Written task: Transcribe the whole listing below without changing a word, but leave out every image.

[Collected data entries]
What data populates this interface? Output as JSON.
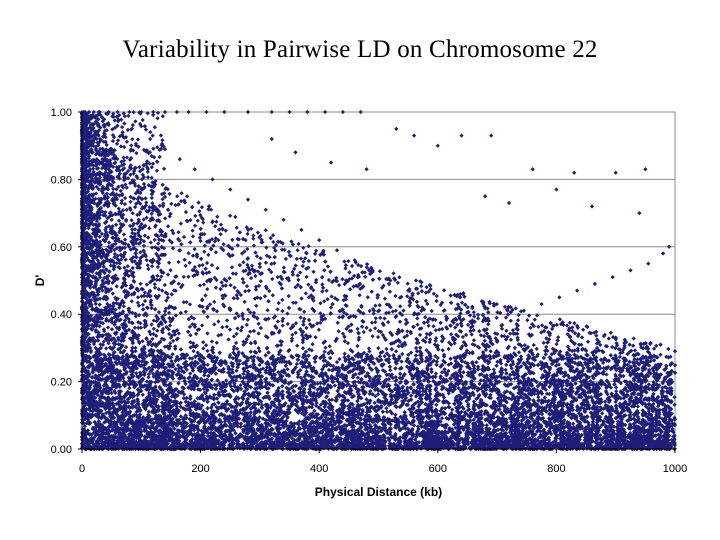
{
  "chart_data": {
    "type": "scatter",
    "title": "Variability in Pairwise LD on Chromosome 22",
    "xlabel": "Physical Distance (kb)",
    "ylabel": "D'",
    "xlim": [
      0,
      1000
    ],
    "ylim": [
      0,
      1
    ],
    "x_ticks": [
      0,
      200,
      400,
      600,
      800,
      1000
    ],
    "x_tick_labels": [
      "0",
      "200",
      "400",
      "600",
      "800",
      "1000"
    ],
    "y_ticks": [
      0,
      0.2,
      0.4,
      0.6,
      0.8,
      1.0
    ],
    "y_tick_labels": [
      "0.00",
      "0.20",
      "0.40",
      "0.60",
      "0.80",
      "1.00"
    ],
    "grid": "horizontal",
    "marker_color": "#1f1f7a",
    "series": [
      {
        "points": [
          [
            5,
            1.0
          ],
          [
            12,
            1.0
          ],
          [
            20,
            1.0
          ],
          [
            30,
            1.0
          ],
          [
            45,
            1.0
          ],
          [
            60,
            1.0
          ],
          [
            80,
            1.0
          ],
          [
            100,
            1.0
          ],
          [
            120,
            1.0
          ],
          [
            140,
            1.0
          ],
          [
            160,
            1.0
          ],
          [
            180,
            1.0
          ],
          [
            210,
            1.0
          ],
          [
            240,
            1.0
          ],
          [
            280,
            1.0
          ],
          [
            320,
            1.0
          ],
          [
            350,
            1.0
          ],
          [
            380,
            1.0
          ],
          [
            410,
            1.0
          ],
          [
            440,
            1.0
          ],
          [
            470,
            1.0
          ],
          [
            6,
            0.97
          ],
          [
            10,
            0.95
          ],
          [
            15,
            0.93
          ],
          [
            8,
            0.91
          ],
          [
            18,
            0.88
          ],
          [
            25,
            0.86
          ],
          [
            12,
            0.84
          ],
          [
            30,
            0.82
          ],
          [
            22,
            0.79
          ],
          [
            35,
            0.76
          ],
          [
            40,
            0.73
          ],
          [
            16,
            0.7
          ],
          [
            50,
            0.68
          ],
          [
            28,
            0.65
          ],
          [
            60,
            0.62
          ],
          [
            45,
            0.6
          ],
          [
            70,
            0.57
          ],
          [
            36,
            0.55
          ],
          [
            85,
            0.52
          ],
          [
            55,
            0.5
          ],
          [
            95,
            0.47
          ],
          [
            20,
            0.45
          ],
          [
            110,
            0.42
          ],
          [
            65,
            0.4
          ],
          [
            130,
            0.37
          ],
          [
            75,
            0.35
          ],
          [
            150,
            0.33
          ],
          [
            90,
            0.3
          ],
          [
            170,
            0.28
          ],
          [
            105,
            0.25
          ],
          [
            115,
            0.92
          ],
          [
            140,
            0.89
          ],
          [
            165,
            0.86
          ],
          [
            190,
            0.83
          ],
          [
            220,
            0.8
          ],
          [
            250,
            0.77
          ],
          [
            280,
            0.74
          ],
          [
            310,
            0.71
          ],
          [
            340,
            0.68
          ],
          [
            370,
            0.65
          ],
          [
            400,
            0.62
          ],
          [
            430,
            0.59
          ],
          [
            460,
            0.56
          ],
          [
            490,
            0.53
          ],
          [
            520,
            0.5
          ],
          [
            550,
            0.47
          ],
          [
            580,
            0.44
          ],
          [
            610,
            0.41
          ],
          [
            640,
            0.38
          ],
          [
            670,
            0.35
          ],
          [
            700,
            0.32
          ],
          [
            730,
            0.3
          ],
          [
            760,
            0.28
          ],
          [
            790,
            0.27
          ],
          [
            820,
            0.26
          ],
          [
            850,
            0.25
          ],
          [
            880,
            0.24
          ],
          [
            910,
            0.23
          ],
          [
            940,
            0.22
          ],
          [
            970,
            0.21
          ],
          [
            995,
            0.2
          ],
          [
            320,
            0.92
          ],
          [
            360,
            0.88
          ],
          [
            420,
            0.85
          ],
          [
            480,
            0.83
          ],
          [
            530,
            0.95
          ],
          [
            560,
            0.93
          ],
          [
            600,
            0.9
          ],
          [
            640,
            0.93
          ],
          [
            690,
            0.93
          ],
          [
            760,
            0.83
          ],
          [
            830,
            0.82
          ],
          [
            900,
            0.82
          ],
          [
            950,
            0.83
          ],
          [
            990,
            0.6
          ],
          [
            980,
            0.58
          ],
          [
            940,
            0.7
          ],
          [
            860,
            0.72
          ],
          [
            800,
            0.77
          ],
          [
            720,
            0.73
          ],
          [
            680,
            0.75
          ],
          [
            230,
            0.62
          ],
          [
            270,
            0.58
          ],
          [
            300,
            0.54
          ],
          [
            330,
            0.51
          ],
          [
            360,
            0.48
          ],
          [
            390,
            0.45
          ],
          [
            420,
            0.42
          ],
          [
            450,
            0.39
          ],
          [
            480,
            0.36
          ],
          [
            510,
            0.33
          ],
          [
            540,
            0.31
          ],
          [
            570,
            0.29
          ],
          [
            600,
            0.27
          ],
          [
            630,
            0.25
          ],
          [
            660,
            0.23
          ],
          [
            690,
            0.22
          ],
          [
            720,
            0.21
          ],
          [
            750,
            0.19
          ],
          [
            780,
            0.18
          ],
          [
            810,
            0.17
          ],
          [
            840,
            0.16
          ],
          [
            870,
            0.15
          ],
          [
            900,
            0.14
          ],
          [
            930,
            0.13
          ],
          [
            960,
            0.12
          ],
          [
            990,
            0.11
          ],
          [
            40,
            0.2
          ],
          [
            80,
            0.18
          ],
          [
            120,
            0.16
          ],
          [
            160,
            0.14
          ],
          [
            200,
            0.12
          ],
          [
            240,
            0.1
          ],
          [
            280,
            0.08
          ],
          [
            320,
            0.06
          ],
          [
            360,
            0.04
          ],
          [
            400,
            0.02
          ],
          [
            440,
            0.01
          ],
          [
            480,
            0.03
          ],
          [
            520,
            0.05
          ],
          [
            560,
            0.07
          ],
          [
            600,
            0.09
          ],
          [
            640,
            0.11
          ],
          [
            680,
            0.13
          ],
          [
            720,
            0.15
          ],
          [
            760,
            0.17
          ],
          [
            800,
            0.19
          ],
          [
            840,
            0.21
          ],
          [
            880,
            0.23
          ],
          [
            920,
            0.25
          ],
          [
            960,
            0.27
          ],
          [
            1000,
            0.29
          ],
          [
            25,
            0.1
          ],
          [
            55,
            0.12
          ],
          [
            85,
            0.08
          ],
          [
            115,
            0.06
          ],
          [
            145,
            0.04
          ],
          [
            175,
            0.02
          ],
          [
            205,
            0.05
          ],
          [
            235,
            0.07
          ],
          [
            265,
            0.09
          ],
          [
            295,
            0.11
          ],
          [
            325,
            0.13
          ],
          [
            355,
            0.15
          ],
          [
            385,
            0.17
          ],
          [
            415,
            0.19
          ],
          [
            445,
            0.21
          ],
          [
            475,
            0.23
          ],
          [
            505,
            0.25
          ],
          [
            535,
            0.27
          ],
          [
            565,
            0.29
          ],
          [
            595,
            0.31
          ],
          [
            625,
            0.33
          ],
          [
            655,
            0.35
          ],
          [
            685,
            0.37
          ],
          [
            715,
            0.39
          ],
          [
            745,
            0.41
          ],
          [
            775,
            0.43
          ],
          [
            805,
            0.45
          ],
          [
            835,
            0.47
          ],
          [
            865,
            0.49
          ],
          [
            895,
            0.51
          ],
          [
            925,
            0.53
          ],
          [
            955,
            0.55
          ]
        ],
        "generated_density": {
          "seed": 22,
          "near_count": 2500,
          "broad_count": 6000,
          "low_count": 9000
        }
      }
    ]
  }
}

Answer to this task:
What data populates this interface? Output as JSON.
{
  "chart_data": {
    "type": "scatter",
    "title": "Variability in Pairwise LD on Chromosome 22",
    "xlabel": "Physical Distance (kb)",
    "ylabel": "D'",
    "xlim": [
      0,
      1000
    ],
    "ylim": [
      0,
      1
    ],
    "x_ticks": [
      0,
      200,
      400,
      600,
      800,
      1000
    ],
    "x_tick_labels": [
      "0",
      "200",
      "400",
      "600",
      "800",
      "1000"
    ],
    "y_ticks": [
      0,
      0.2,
      0.4,
      0.6,
      0.8,
      1.0
    ],
    "y_tick_labels": [
      "0.00",
      "0.20",
      "0.40",
      "0.60",
      "0.80",
      "1.00"
    ],
    "grid": "horizontal",
    "marker_color": "#1f1f7a",
    "series": [
      {
        "points": [
          [
            5,
            1.0
          ],
          [
            12,
            1.0
          ],
          [
            20,
            1.0
          ],
          [
            30,
            1.0
          ],
          [
            45,
            1.0
          ],
          [
            60,
            1.0
          ],
          [
            80,
            1.0
          ],
          [
            100,
            1.0
          ],
          [
            120,
            1.0
          ],
          [
            140,
            1.0
          ],
          [
            160,
            1.0
          ],
          [
            180,
            1.0
          ],
          [
            210,
            1.0
          ],
          [
            240,
            1.0
          ],
          [
            280,
            1.0
          ],
          [
            320,
            1.0
          ],
          [
            350,
            1.0
          ],
          [
            380,
            1.0
          ],
          [
            410,
            1.0
          ],
          [
            440,
            1.0
          ],
          [
            470,
            1.0
          ],
          [
            6,
            0.97
          ],
          [
            10,
            0.95
          ],
          [
            15,
            0.93
          ],
          [
            8,
            0.91
          ],
          [
            18,
            0.88
          ],
          [
            25,
            0.86
          ],
          [
            12,
            0.84
          ],
          [
            30,
            0.82
          ],
          [
            22,
            0.79
          ],
          [
            35,
            0.76
          ],
          [
            40,
            0.73
          ],
          [
            16,
            0.7
          ],
          [
            50,
            0.68
          ],
          [
            28,
            0.65
          ],
          [
            60,
            0.62
          ],
          [
            45,
            0.6
          ],
          [
            70,
            0.57
          ],
          [
            36,
            0.55
          ],
          [
            85,
            0.52
          ],
          [
            55,
            0.5
          ],
          [
            95,
            0.47
          ],
          [
            20,
            0.45
          ],
          [
            110,
            0.42
          ],
          [
            65,
            0.4
          ],
          [
            130,
            0.37
          ],
          [
            75,
            0.35
          ],
          [
            150,
            0.33
          ],
          [
            90,
            0.3
          ],
          [
            170,
            0.28
          ],
          [
            105,
            0.25
          ],
          [
            115,
            0.92
          ],
          [
            140,
            0.89
          ],
          [
            165,
            0.86
          ],
          [
            190,
            0.83
          ],
          [
            220,
            0.8
          ],
          [
            250,
            0.77
          ],
          [
            280,
            0.74
          ],
          [
            310,
            0.71
          ],
          [
            340,
            0.68
          ],
          [
            370,
            0.65
          ],
          [
            400,
            0.62
          ],
          [
            430,
            0.59
          ],
          [
            460,
            0.56
          ],
          [
            490,
            0.53
          ],
          [
            520,
            0.5
          ],
          [
            550,
            0.47
          ],
          [
            580,
            0.44
          ],
          [
            610,
            0.41
          ],
          [
            640,
            0.38
          ],
          [
            670,
            0.35
          ],
          [
            700,
            0.32
          ],
          [
            730,
            0.3
          ],
          [
            760,
            0.28
          ],
          [
            790,
            0.27
          ],
          [
            820,
            0.26
          ],
          [
            850,
            0.25
          ],
          [
            880,
            0.24
          ],
          [
            910,
            0.23
          ],
          [
            940,
            0.22
          ],
          [
            970,
            0.21
          ],
          [
            995,
            0.2
          ],
          [
            320,
            0.92
          ],
          [
            360,
            0.88
          ],
          [
            420,
            0.85
          ],
          [
            480,
            0.83
          ],
          [
            530,
            0.95
          ],
          [
            560,
            0.93
          ],
          [
            600,
            0.9
          ],
          [
            640,
            0.93
          ],
          [
            690,
            0.93
          ],
          [
            760,
            0.83
          ],
          [
            830,
            0.82
          ],
          [
            900,
            0.82
          ],
          [
            950,
            0.83
          ],
          [
            990,
            0.6
          ],
          [
            980,
            0.58
          ],
          [
            940,
            0.7
          ],
          [
            860,
            0.72
          ],
          [
            800,
            0.77
          ],
          [
            720,
            0.73
          ],
          [
            680,
            0.75
          ],
          [
            230,
            0.62
          ],
          [
            270,
            0.58
          ],
          [
            300,
            0.54
          ],
          [
            330,
            0.51
          ],
          [
            360,
            0.48
          ],
          [
            390,
            0.45
          ],
          [
            420,
            0.42
          ],
          [
            450,
            0.39
          ],
          [
            480,
            0.36
          ],
          [
            510,
            0.33
          ],
          [
            540,
            0.31
          ],
          [
            570,
            0.29
          ],
          [
            600,
            0.27
          ],
          [
            630,
            0.25
          ],
          [
            660,
            0.23
          ],
          [
            690,
            0.22
          ],
          [
            720,
            0.21
          ],
          [
            750,
            0.19
          ],
          [
            780,
            0.18
          ],
          [
            810,
            0.17
          ],
          [
            840,
            0.16
          ],
          [
            870,
            0.15
          ],
          [
            900,
            0.14
          ],
          [
            930,
            0.13
          ],
          [
            960,
            0.12
          ],
          [
            990,
            0.11
          ],
          [
            40,
            0.2
          ],
          [
            80,
            0.18
          ],
          [
            120,
            0.16
          ],
          [
            160,
            0.14
          ],
          [
            200,
            0.12
          ],
          [
            240,
            0.1
          ],
          [
            280,
            0.08
          ],
          [
            320,
            0.06
          ],
          [
            360,
            0.04
          ],
          [
            400,
            0.02
          ],
          [
            440,
            0.01
          ],
          [
            480,
            0.03
          ],
          [
            520,
            0.05
          ],
          [
            560,
            0.07
          ],
          [
            600,
            0.09
          ],
          [
            640,
            0.11
          ],
          [
            680,
            0.13
          ],
          [
            720,
            0.15
          ],
          [
            760,
            0.17
          ],
          [
            800,
            0.19
          ],
          [
            840,
            0.21
          ],
          [
            880,
            0.23
          ],
          [
            920,
            0.25
          ],
          [
            960,
            0.27
          ],
          [
            1000,
            0.29
          ],
          [
            25,
            0.1
          ],
          [
            55,
            0.12
          ],
          [
            85,
            0.08
          ],
          [
            115,
            0.06
          ],
          [
            145,
            0.04
          ],
          [
            175,
            0.02
          ],
          [
            205,
            0.05
          ],
          [
            235,
            0.07
          ],
          [
            265,
            0.09
          ],
          [
            295,
            0.11
          ],
          [
            325,
            0.13
          ],
          [
            355,
            0.15
          ],
          [
            385,
            0.17
          ],
          [
            415,
            0.19
          ],
          [
            445,
            0.21
          ],
          [
            475,
            0.23
          ],
          [
            505,
            0.25
          ],
          [
            535,
            0.27
          ],
          [
            565,
            0.29
          ],
          [
            595,
            0.31
          ],
          [
            625,
            0.33
          ],
          [
            655,
            0.35
          ],
          [
            685,
            0.37
          ],
          [
            715,
            0.39
          ],
          [
            745,
            0.41
          ],
          [
            775,
            0.43
          ],
          [
            805,
            0.45
          ],
          [
            835,
            0.47
          ],
          [
            865,
            0.49
          ],
          [
            895,
            0.51
          ],
          [
            925,
            0.53
          ],
          [
            955,
            0.55
          ]
        ],
        "generated_density": {
          "seed": 22,
          "near_count": 2500,
          "broad_count": 6000,
          "low_count": 9000
        }
      }
    ]
  }
}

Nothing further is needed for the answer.